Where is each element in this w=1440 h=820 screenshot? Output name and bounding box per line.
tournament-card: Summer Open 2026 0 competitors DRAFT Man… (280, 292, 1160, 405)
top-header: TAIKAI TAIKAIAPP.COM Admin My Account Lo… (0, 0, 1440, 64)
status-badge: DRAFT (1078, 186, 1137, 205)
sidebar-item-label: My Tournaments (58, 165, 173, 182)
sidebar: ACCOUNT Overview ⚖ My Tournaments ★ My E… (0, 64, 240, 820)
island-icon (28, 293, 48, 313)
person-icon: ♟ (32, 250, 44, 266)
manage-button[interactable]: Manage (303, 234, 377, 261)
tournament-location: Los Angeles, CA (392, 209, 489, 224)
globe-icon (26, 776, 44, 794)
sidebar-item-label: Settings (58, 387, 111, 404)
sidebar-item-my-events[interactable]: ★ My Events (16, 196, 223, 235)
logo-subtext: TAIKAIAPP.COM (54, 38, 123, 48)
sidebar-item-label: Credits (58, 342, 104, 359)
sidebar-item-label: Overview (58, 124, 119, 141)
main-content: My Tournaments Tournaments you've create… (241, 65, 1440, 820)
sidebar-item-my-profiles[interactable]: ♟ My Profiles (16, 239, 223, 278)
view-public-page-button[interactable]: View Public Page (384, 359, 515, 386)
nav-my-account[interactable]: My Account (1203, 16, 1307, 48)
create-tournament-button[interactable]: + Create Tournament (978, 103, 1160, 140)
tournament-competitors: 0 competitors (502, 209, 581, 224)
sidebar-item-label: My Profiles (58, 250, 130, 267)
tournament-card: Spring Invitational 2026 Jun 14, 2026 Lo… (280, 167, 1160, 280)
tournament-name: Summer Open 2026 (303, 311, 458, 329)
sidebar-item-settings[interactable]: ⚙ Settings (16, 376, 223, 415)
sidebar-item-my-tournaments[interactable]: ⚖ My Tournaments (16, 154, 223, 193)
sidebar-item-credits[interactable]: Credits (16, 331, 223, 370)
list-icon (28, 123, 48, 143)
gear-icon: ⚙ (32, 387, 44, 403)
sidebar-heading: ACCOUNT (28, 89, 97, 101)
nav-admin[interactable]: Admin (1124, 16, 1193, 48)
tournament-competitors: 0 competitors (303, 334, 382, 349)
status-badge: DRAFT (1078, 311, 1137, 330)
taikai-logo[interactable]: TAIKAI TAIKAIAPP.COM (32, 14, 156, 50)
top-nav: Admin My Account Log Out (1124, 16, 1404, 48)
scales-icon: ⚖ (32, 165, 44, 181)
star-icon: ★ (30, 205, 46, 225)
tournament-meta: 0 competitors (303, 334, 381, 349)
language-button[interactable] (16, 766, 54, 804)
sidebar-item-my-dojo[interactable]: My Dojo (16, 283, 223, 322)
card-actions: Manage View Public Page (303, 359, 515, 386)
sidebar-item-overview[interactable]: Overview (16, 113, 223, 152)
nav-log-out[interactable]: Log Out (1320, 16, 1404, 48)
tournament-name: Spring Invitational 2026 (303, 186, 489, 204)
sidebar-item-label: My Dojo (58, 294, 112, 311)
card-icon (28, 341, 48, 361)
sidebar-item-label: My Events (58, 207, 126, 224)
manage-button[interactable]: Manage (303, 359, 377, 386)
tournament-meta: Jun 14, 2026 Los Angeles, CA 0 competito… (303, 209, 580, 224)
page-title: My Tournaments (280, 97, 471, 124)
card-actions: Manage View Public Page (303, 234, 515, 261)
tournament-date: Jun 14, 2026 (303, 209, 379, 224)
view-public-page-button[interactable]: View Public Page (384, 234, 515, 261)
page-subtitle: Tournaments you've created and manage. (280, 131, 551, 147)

**GOAL OF THE EXERCISE**
Please revise all the records above by changing "Summer Open 2026" to "Autumn Classic 2026" wherever it appears, and write out every line again with nothing else altered.

**OUTPUT OF THE TASK**
Where is each element in this w=1440 h=820 screenshot? Output name and bounding box per line.
tournament-card: Autumn Classic 2026 0 competitors DRAFT Man… (280, 292, 1160, 405)
top-header: TAIKAI TAIKAIAPP.COM Admin My Account Lo… (0, 0, 1440, 64)
status-badge: DRAFT (1078, 186, 1137, 205)
sidebar-item-label: My Tournaments (58, 165, 173, 182)
sidebar: ACCOUNT Overview ⚖ My Tournaments ★ My E… (0, 64, 240, 820)
island-icon (28, 293, 48, 313)
person-icon: ♟ (32, 250, 44, 266)
manage-button[interactable]: Manage (303, 234, 377, 261)
tournament-location: Los Angeles, CA (392, 209, 489, 224)
globe-icon (26, 776, 44, 794)
sidebar-item-label: Settings (58, 387, 111, 404)
sidebar-item-my-events[interactable]: ★ My Events (16, 196, 223, 235)
logo-subtext: TAIKAIAPP.COM (54, 38, 123, 48)
sidebar-item-label: Credits (58, 342, 104, 359)
sidebar-item-label: Overview (58, 124, 119, 141)
main-content: My Tournaments Tournaments you've create… (241, 65, 1440, 820)
sidebar-item-my-profiles[interactable]: ♟ My Profiles (16, 239, 223, 278)
view-public-page-button[interactable]: View Public Page (384, 359, 515, 386)
nav-my-account[interactable]: My Account (1203, 16, 1307, 48)
create-tournament-button[interactable]: + Create Tournament (978, 103, 1160, 140)
tournament-competitors: 0 competitors (502, 209, 581, 224)
sidebar-item-label: My Profiles (58, 250, 130, 267)
tournament-card: Spring Invitational 2026 Jun 14, 2026 Lo… (280, 167, 1160, 280)
tournament-name: Autumn Classic 2026 (303, 311, 458, 329)
sidebar-item-settings[interactable]: ⚙ Settings (16, 376, 223, 415)
sidebar-item-my-tournaments[interactable]: ⚖ My Tournaments (16, 154, 223, 193)
sidebar-item-credits[interactable]: Credits (16, 331, 223, 370)
list-icon (28, 123, 48, 143)
gear-icon: ⚙ (32, 387, 44, 403)
sidebar-heading: ACCOUNT (28, 89, 97, 101)
nav-admin[interactable]: Admin (1124, 16, 1193, 48)
tournament-competitors: 0 competitors (303, 334, 382, 349)
status-badge: DRAFT (1078, 311, 1137, 330)
taikai-logo[interactable]: TAIKAI TAIKAIAPP.COM (32, 14, 156, 50)
top-nav: Admin My Account Log Out (1124, 16, 1404, 48)
scales-icon: ⚖ (32, 165, 44, 181)
star-icon: ★ (30, 205, 46, 225)
tournament-meta: 0 competitors (303, 334, 381, 349)
language-button[interactable] (16, 766, 54, 804)
sidebar-item-my-dojo[interactable]: My Dojo (16, 283, 223, 322)
card-actions: Manage View Public Page (303, 359, 515, 386)
sidebar-item-overview[interactable]: Overview (16, 113, 223, 152)
nav-log-out[interactable]: Log Out (1320, 16, 1404, 48)
tournament-name: Spring Invitational 2026 (303, 186, 489, 204)
sidebar-item-label: My Dojo (58, 294, 112, 311)
card-icon (28, 341, 48, 361)
sidebar-item-label: My Events (58, 207, 126, 224)
manage-button[interactable]: Manage (303, 359, 377, 386)
tournament-meta: Jun 14, 2026 Los Angeles, CA 0 competito… (303, 209, 580, 224)
page-title: My Tournaments (280, 97, 471, 124)
card-actions: Manage View Public Page (303, 234, 515, 261)
tournament-date: Jun 14, 2026 (303, 209, 379, 224)
view-public-page-button[interactable]: View Public Page (384, 234, 515, 261)
page-subtitle: Tournaments you've created and manage. (280, 131, 551, 147)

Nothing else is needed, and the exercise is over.